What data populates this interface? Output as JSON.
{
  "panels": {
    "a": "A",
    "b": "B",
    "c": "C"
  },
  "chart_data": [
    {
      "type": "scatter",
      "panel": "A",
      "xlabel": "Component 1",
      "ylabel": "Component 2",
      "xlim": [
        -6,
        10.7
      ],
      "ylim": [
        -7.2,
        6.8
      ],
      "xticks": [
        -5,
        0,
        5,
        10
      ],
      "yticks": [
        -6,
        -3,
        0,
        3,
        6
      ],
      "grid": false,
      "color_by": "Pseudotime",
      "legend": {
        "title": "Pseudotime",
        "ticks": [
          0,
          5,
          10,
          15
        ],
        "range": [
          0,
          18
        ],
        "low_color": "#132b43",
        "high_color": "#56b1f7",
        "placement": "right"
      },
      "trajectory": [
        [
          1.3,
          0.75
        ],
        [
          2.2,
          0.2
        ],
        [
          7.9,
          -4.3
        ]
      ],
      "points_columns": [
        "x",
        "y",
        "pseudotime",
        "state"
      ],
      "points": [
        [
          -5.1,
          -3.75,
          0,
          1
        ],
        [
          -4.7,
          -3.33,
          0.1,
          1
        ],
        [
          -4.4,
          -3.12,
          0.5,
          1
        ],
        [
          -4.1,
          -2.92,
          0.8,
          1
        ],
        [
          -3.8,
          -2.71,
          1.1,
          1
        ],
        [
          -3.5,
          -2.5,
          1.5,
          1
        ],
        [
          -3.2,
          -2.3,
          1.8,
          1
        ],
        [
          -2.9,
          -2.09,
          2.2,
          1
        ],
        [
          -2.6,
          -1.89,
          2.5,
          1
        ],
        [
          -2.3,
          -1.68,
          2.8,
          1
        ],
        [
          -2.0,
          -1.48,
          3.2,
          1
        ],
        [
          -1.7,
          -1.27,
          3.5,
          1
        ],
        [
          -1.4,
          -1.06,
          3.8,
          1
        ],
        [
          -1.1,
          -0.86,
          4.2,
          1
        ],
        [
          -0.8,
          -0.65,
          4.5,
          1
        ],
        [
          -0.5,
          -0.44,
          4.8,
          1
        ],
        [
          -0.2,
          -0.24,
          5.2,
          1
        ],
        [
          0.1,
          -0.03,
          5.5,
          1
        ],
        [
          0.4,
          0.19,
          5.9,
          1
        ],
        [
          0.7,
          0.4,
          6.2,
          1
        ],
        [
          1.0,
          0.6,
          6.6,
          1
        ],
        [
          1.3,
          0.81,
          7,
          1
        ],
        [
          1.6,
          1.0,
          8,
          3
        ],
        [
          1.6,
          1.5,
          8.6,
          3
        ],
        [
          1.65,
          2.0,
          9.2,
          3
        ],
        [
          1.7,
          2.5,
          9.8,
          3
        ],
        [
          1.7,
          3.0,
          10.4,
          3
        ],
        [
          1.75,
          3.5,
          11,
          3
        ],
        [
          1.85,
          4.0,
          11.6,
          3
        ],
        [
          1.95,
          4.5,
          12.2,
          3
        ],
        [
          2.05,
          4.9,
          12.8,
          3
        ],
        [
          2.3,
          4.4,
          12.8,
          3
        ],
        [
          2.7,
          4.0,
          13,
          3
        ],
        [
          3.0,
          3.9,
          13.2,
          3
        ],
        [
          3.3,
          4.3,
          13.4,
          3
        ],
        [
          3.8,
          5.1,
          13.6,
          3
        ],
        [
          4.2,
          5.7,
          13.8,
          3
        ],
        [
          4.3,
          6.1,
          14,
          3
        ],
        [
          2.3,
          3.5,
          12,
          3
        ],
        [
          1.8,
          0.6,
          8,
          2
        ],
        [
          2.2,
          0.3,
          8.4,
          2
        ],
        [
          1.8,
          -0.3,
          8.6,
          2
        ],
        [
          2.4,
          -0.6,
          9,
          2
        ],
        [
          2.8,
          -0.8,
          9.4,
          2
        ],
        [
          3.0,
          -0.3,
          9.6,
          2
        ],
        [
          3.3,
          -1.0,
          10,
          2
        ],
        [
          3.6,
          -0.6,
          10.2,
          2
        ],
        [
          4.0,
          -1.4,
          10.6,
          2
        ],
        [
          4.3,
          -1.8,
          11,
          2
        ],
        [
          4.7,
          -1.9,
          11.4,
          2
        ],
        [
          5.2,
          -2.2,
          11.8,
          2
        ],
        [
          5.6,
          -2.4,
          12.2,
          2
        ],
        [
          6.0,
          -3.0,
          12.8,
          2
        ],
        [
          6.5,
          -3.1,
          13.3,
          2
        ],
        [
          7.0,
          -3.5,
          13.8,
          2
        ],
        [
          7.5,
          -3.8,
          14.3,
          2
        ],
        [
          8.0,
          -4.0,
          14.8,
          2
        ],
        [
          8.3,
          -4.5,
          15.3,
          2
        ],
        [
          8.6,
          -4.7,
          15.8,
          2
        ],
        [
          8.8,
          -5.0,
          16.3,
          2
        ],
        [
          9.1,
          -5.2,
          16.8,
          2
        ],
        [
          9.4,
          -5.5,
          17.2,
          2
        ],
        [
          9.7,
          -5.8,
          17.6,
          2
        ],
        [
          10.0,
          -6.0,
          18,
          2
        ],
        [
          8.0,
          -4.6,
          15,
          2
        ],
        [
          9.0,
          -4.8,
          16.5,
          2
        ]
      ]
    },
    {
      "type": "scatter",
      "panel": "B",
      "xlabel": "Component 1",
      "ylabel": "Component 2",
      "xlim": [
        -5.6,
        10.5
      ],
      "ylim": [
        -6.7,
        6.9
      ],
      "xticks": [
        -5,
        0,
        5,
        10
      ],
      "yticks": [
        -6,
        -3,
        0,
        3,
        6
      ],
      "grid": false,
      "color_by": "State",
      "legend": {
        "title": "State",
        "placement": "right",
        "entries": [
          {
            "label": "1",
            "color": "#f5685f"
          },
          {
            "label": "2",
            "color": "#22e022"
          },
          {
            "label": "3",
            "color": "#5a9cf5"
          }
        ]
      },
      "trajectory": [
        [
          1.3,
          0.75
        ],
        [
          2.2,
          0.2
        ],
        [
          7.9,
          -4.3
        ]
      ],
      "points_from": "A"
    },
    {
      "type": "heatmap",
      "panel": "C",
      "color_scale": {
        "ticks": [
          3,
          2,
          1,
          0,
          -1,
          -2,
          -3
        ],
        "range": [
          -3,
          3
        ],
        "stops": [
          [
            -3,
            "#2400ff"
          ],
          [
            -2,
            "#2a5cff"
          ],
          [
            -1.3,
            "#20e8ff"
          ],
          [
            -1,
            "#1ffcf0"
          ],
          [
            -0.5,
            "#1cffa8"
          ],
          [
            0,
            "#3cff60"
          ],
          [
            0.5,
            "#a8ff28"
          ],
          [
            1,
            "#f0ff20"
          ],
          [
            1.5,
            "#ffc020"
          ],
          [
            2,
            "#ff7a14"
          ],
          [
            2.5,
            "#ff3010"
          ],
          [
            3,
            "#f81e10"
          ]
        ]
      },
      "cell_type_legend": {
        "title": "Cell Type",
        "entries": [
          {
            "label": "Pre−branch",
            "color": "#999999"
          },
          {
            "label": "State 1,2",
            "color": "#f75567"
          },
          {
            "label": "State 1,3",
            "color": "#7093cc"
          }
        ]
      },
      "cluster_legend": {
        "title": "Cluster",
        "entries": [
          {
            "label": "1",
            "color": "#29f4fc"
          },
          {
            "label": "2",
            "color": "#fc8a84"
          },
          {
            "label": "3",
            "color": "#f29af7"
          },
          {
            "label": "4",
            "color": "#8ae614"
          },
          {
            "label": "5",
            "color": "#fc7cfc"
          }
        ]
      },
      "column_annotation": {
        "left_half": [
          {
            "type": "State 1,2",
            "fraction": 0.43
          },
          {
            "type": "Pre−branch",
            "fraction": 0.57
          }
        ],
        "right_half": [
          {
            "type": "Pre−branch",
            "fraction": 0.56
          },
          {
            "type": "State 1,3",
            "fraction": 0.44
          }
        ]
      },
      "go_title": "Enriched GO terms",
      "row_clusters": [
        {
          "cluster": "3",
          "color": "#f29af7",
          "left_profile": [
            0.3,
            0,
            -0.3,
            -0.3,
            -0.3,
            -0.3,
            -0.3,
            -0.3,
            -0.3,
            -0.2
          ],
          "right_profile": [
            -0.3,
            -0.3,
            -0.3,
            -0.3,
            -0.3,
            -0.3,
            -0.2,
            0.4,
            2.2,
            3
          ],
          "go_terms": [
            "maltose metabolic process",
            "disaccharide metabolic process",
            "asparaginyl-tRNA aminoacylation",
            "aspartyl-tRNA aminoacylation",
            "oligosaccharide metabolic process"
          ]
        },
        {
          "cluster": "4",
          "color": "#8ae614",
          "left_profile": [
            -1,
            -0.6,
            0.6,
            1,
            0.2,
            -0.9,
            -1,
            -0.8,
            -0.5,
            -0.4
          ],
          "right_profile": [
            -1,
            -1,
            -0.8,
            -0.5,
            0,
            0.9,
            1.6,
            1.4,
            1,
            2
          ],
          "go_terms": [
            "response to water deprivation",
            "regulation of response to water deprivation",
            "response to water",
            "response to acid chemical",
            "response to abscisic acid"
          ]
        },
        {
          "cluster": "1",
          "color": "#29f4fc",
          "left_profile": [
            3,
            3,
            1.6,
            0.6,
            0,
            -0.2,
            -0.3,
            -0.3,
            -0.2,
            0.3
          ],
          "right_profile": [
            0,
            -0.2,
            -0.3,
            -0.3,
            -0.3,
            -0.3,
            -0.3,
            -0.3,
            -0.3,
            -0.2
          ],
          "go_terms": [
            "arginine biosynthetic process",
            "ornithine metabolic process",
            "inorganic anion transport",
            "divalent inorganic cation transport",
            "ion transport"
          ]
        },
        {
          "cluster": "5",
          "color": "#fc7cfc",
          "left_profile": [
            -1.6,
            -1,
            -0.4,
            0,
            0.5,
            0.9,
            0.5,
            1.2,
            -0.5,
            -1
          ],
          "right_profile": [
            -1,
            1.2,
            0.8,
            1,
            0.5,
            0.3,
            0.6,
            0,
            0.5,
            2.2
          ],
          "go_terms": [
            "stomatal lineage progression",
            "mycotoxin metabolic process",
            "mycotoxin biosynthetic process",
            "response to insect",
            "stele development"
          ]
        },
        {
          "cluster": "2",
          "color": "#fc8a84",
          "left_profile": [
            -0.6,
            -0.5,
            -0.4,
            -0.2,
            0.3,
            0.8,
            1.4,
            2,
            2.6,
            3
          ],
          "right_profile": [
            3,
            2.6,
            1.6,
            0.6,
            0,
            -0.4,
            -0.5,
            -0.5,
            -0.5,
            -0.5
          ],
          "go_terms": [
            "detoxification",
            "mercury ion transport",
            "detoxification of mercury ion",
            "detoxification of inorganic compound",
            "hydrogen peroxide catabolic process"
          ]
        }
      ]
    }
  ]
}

Exercise aim » From the records above, copy each line that contains the word "acid".

Response for this exercise »
            "response to acid chemical",
            "response to abscisic acid"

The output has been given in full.